AIM: Find and return each line containing "行政许可".

[Stored records]
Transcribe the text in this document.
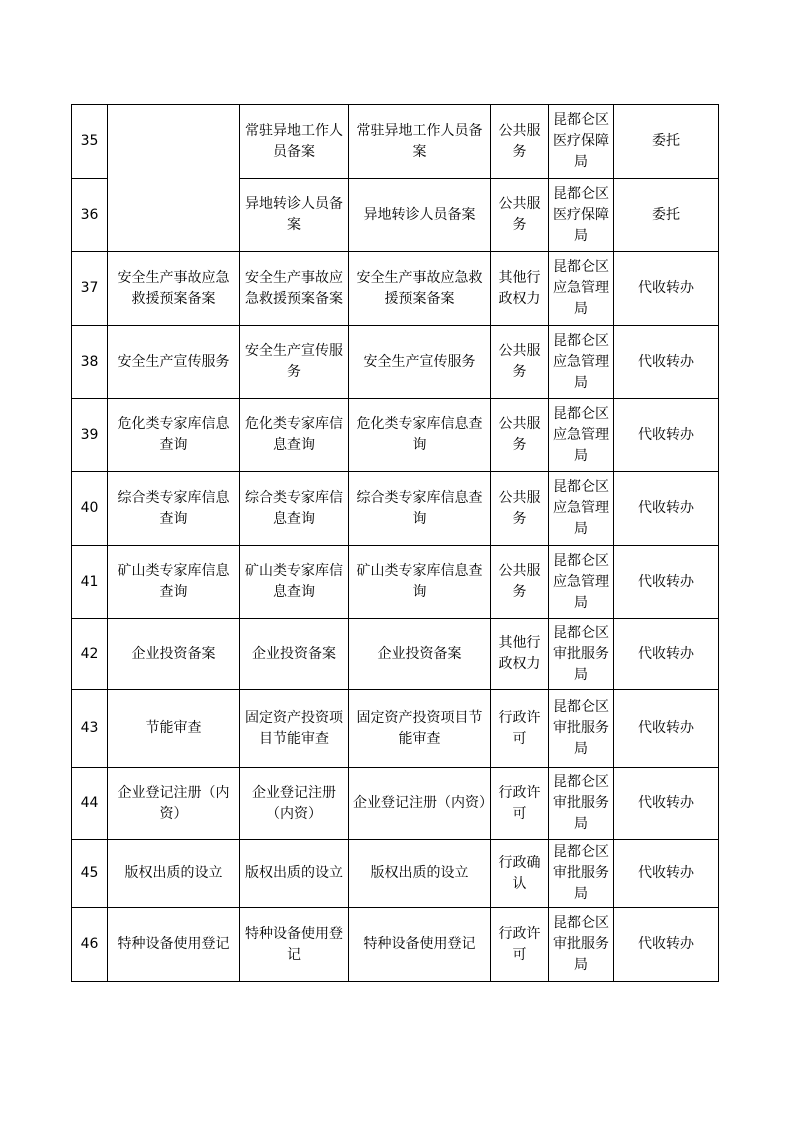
35		常驻异地工作人员备案	常驻异地工作人员备案	公共服务	昆都仑区医疗保障局	委托
36		异地转诊人员备案	异地转诊人员备案	公共服务	昆都仑区医疗保障局	委托
37	安全生产事故应急救援预案备案	安全生产事故应急救援预案备案	安全生产事故应急救援预案备案	其他行政权力	昆都仑区应急管理局	代收转办
38	安全生产宣传服务	安全生产宣传服务	安全生产宣传服务	公共服务	昆都仑区应急管理局	代收转办
39	危化类专家库信息查询	危化类专家库信息查询	危化类专家库信息查询	公共服务	昆都仑区应急管理局	代收转办
40	综合类专家库信息查询	综合类专家库信息查询	综合类专家库信息查询	公共服务	昆都仑区应急管理局	代收转办
41	矿山类专家库信息查询	矿山类专家库信息查询	矿山类专家库信息查询	公共服务	昆都仑区应急管理局	代收转办
42	企业投资备案	企业投资备案	企业投资备案	其他行政权力	昆都仑区审批服务局	代收转办
43	节能审查	固定资产投资项目节能审查	固定资产投资项目节能审查	行政许可	昆都仑区审批服务局	代收转办
44	企业登记注册（内资）	企业登记注册（内资）	企业登记注册（内资）	行政许可	昆都仑区审批服务局	代收转办
45	版权出质的设立	版权出质的设立	版权出质的设立	行政确认	昆都仑区审批服务局	代收转办
46	特种设备使用登记	特种设备使用登记	特种设备使用登记	行政许可	昆都仑区审批服务局	代收转办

RESULT OF THIS EXERCISE:
43	节能审查	固定资产投资项目节能审查	固定资产投资项目节能审查	行政许可	昆都仑区审批服务局	代收转办
44	企业登记注册（内资）	企业登记注册（内资）	企业登记注册（内资）	行政许可	昆都仑区审批服务局	代收转办
46	特种设备使用登记	特种设备使用登记	特种设备使用登记	行政许可	昆都仑区审批服务局	代收转办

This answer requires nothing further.